- **Instructions for the task**
Go through the material below and copy each line where the word "What" appears.

::::::::::

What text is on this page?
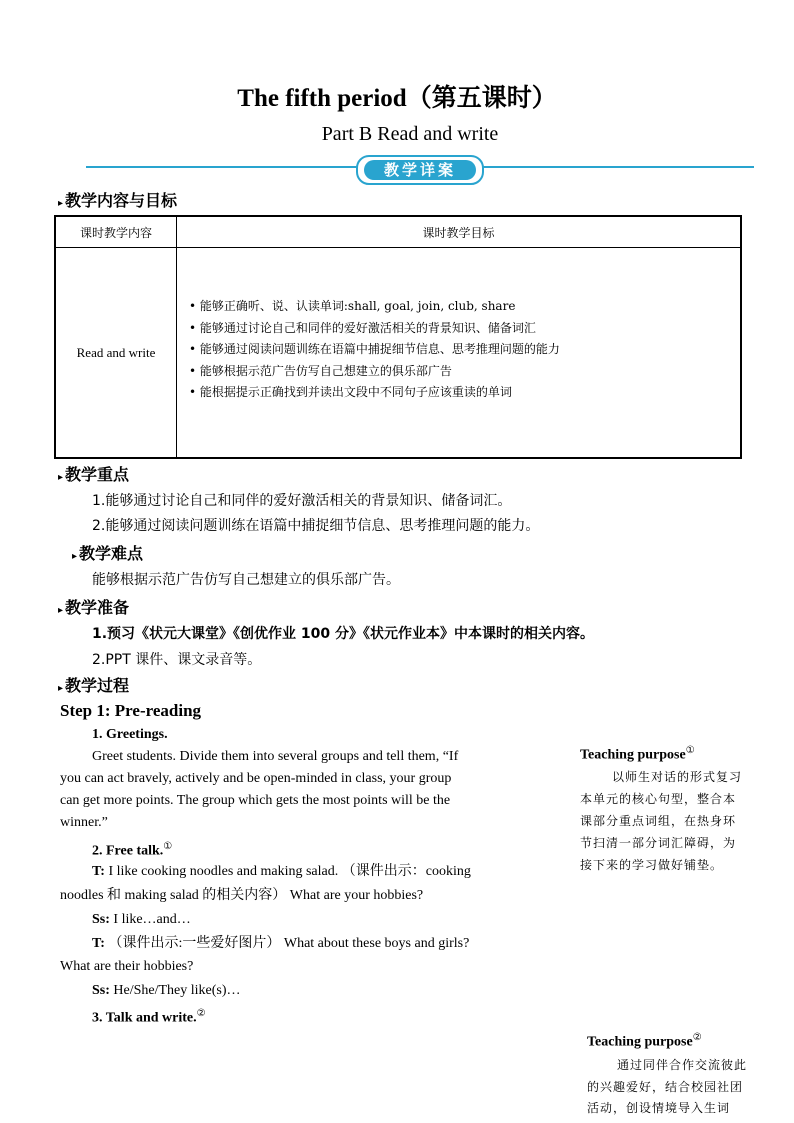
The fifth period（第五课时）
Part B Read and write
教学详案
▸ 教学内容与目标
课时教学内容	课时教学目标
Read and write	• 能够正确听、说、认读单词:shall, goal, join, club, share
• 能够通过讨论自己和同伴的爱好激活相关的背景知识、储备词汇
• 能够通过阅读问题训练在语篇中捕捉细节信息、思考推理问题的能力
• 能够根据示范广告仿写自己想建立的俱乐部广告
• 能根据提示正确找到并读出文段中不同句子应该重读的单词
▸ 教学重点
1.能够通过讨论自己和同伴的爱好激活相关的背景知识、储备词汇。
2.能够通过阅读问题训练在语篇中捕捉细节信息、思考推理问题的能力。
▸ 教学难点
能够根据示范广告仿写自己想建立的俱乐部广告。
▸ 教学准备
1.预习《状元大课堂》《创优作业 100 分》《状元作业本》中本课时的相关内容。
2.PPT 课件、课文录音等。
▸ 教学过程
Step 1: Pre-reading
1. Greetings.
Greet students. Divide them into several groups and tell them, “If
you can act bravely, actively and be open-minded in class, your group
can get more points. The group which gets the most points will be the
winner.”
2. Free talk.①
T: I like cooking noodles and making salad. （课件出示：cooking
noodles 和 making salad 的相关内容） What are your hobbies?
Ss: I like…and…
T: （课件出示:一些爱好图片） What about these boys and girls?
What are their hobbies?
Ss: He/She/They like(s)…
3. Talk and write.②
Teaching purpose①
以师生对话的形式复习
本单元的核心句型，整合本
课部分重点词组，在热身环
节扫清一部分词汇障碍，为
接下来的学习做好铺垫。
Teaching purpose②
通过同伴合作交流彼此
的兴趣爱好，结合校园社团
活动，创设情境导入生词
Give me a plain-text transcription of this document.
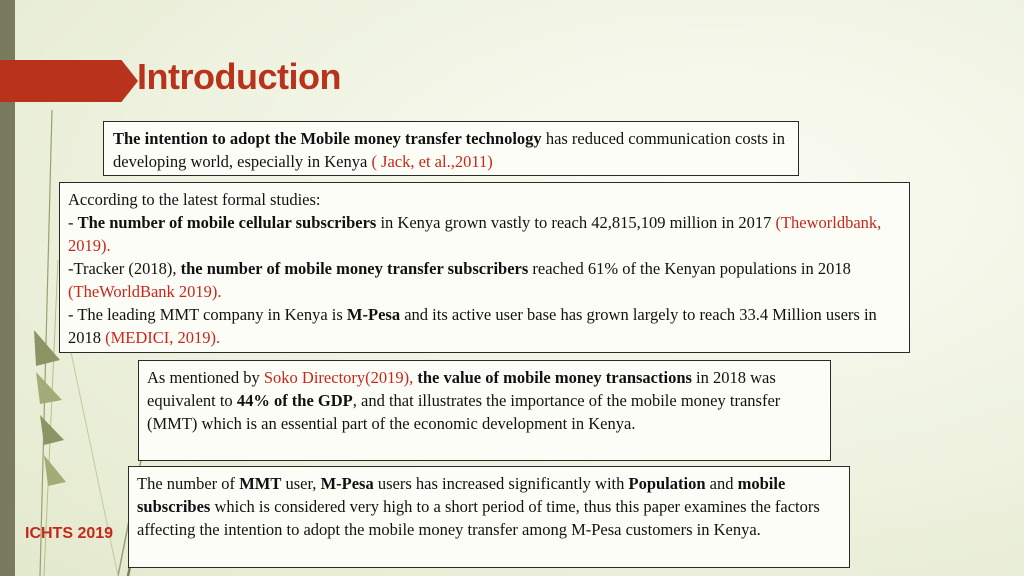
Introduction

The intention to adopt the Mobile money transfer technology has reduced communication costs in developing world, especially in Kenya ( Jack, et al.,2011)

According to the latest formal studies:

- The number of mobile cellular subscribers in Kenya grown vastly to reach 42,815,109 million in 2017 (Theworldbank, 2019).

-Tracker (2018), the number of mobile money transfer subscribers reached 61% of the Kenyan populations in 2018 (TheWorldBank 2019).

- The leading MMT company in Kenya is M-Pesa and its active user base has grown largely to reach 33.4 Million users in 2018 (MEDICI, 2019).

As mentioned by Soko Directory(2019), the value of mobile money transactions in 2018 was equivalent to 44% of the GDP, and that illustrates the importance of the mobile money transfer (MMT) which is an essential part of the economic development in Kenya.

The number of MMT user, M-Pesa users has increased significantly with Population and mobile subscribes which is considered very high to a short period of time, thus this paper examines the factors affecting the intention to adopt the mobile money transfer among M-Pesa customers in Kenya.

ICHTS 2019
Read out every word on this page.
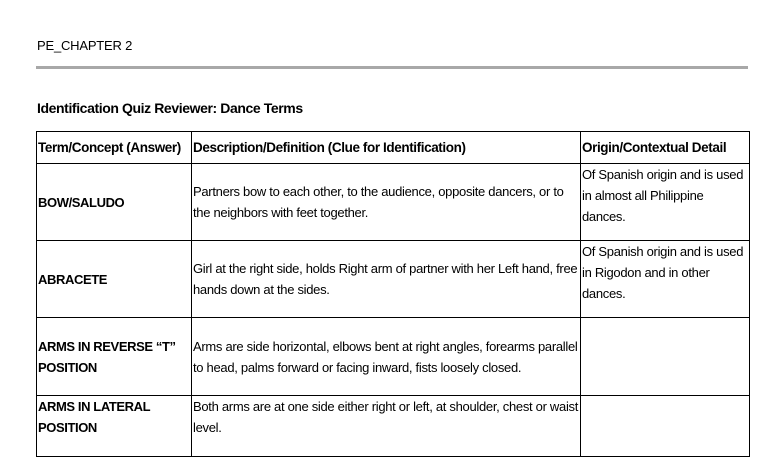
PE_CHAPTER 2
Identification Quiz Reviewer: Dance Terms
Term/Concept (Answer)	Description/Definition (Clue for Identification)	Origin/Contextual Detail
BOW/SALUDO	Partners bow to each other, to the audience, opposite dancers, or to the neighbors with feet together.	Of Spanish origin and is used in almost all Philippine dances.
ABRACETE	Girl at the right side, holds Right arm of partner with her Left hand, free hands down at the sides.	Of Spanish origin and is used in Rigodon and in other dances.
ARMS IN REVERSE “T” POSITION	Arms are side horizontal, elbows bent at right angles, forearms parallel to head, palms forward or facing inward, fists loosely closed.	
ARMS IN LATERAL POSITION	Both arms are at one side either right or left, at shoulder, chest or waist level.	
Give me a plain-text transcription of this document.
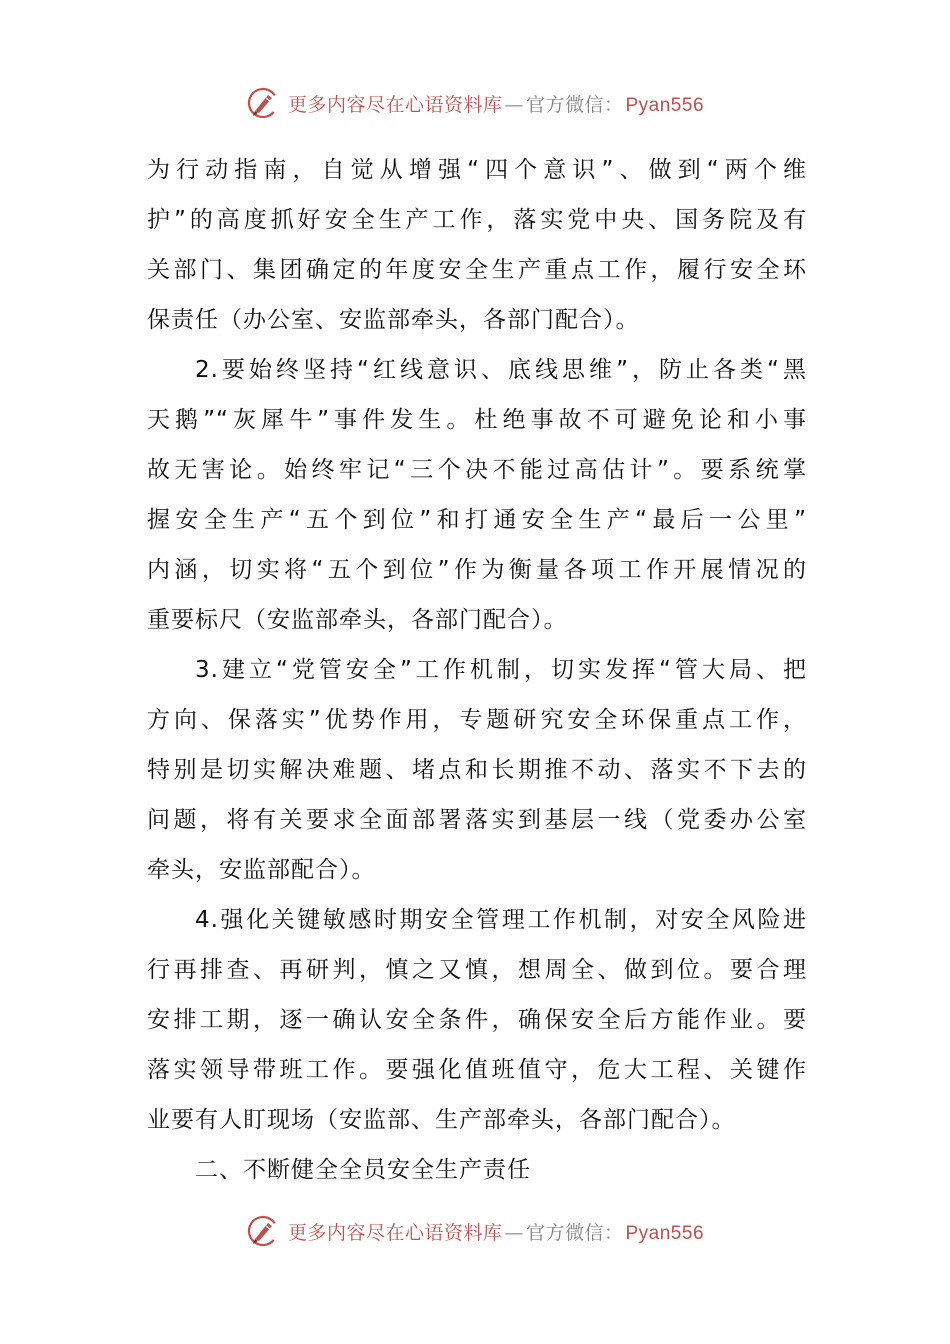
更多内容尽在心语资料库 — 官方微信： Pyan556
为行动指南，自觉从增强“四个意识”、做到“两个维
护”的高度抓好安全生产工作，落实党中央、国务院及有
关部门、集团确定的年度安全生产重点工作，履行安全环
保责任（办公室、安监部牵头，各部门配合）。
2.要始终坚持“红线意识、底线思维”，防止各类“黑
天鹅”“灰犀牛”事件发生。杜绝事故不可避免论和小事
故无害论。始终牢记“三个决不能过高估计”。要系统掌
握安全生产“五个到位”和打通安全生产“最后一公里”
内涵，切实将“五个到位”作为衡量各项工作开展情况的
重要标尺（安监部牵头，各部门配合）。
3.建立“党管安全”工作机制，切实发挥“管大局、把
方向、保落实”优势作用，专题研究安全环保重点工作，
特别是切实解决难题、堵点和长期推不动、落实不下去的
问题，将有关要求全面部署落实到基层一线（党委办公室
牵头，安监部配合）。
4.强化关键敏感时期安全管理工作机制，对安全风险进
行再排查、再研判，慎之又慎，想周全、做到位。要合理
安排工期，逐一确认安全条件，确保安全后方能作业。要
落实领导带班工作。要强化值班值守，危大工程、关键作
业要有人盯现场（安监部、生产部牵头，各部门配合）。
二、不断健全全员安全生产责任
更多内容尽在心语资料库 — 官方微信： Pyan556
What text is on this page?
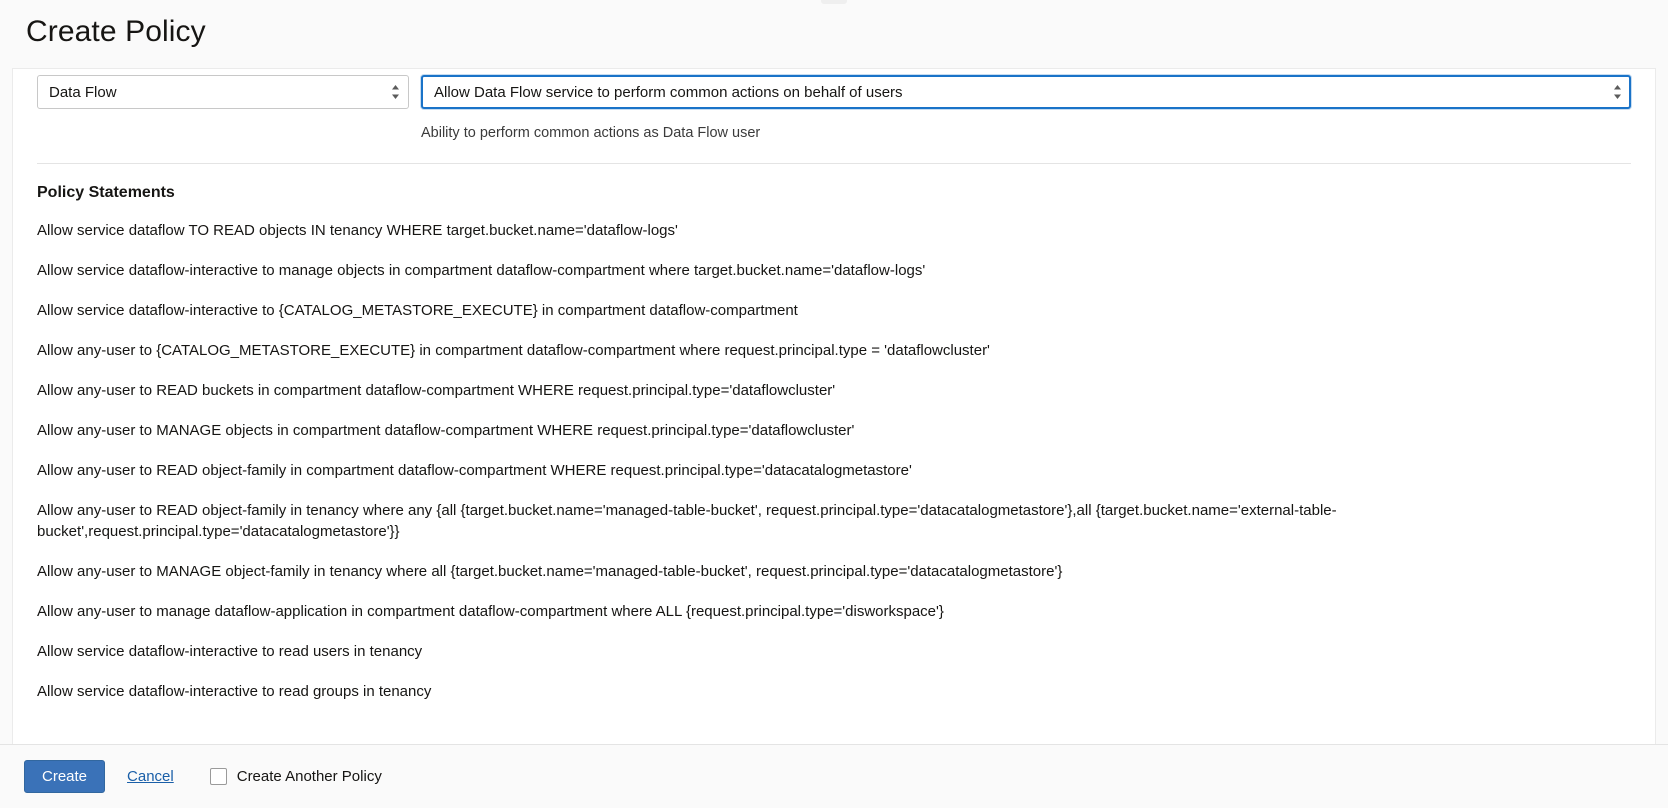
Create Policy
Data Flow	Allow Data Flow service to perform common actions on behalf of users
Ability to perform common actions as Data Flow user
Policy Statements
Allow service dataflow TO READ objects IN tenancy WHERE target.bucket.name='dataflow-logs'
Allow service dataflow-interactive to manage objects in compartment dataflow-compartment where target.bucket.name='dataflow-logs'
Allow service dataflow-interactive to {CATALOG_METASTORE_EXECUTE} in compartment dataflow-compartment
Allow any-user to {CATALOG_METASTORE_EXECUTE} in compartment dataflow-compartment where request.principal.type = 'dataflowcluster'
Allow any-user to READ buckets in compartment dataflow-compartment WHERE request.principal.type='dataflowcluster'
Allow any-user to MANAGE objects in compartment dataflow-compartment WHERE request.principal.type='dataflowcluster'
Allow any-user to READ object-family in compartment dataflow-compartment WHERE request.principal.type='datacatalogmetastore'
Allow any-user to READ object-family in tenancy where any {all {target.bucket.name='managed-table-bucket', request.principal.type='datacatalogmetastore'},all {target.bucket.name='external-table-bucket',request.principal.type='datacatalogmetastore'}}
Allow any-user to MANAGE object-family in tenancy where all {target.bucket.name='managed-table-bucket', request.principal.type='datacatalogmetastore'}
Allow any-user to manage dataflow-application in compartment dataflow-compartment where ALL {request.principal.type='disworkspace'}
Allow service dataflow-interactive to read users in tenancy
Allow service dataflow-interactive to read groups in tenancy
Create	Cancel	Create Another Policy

::::::::::

- **Written reply**
What text is on this page?
noodles 和 making salad 的相关内容） What are your hobbies?
T: （课件出示:一些爱好图片） What about these boys and girls?
What are their hobbies?
What text is on this page?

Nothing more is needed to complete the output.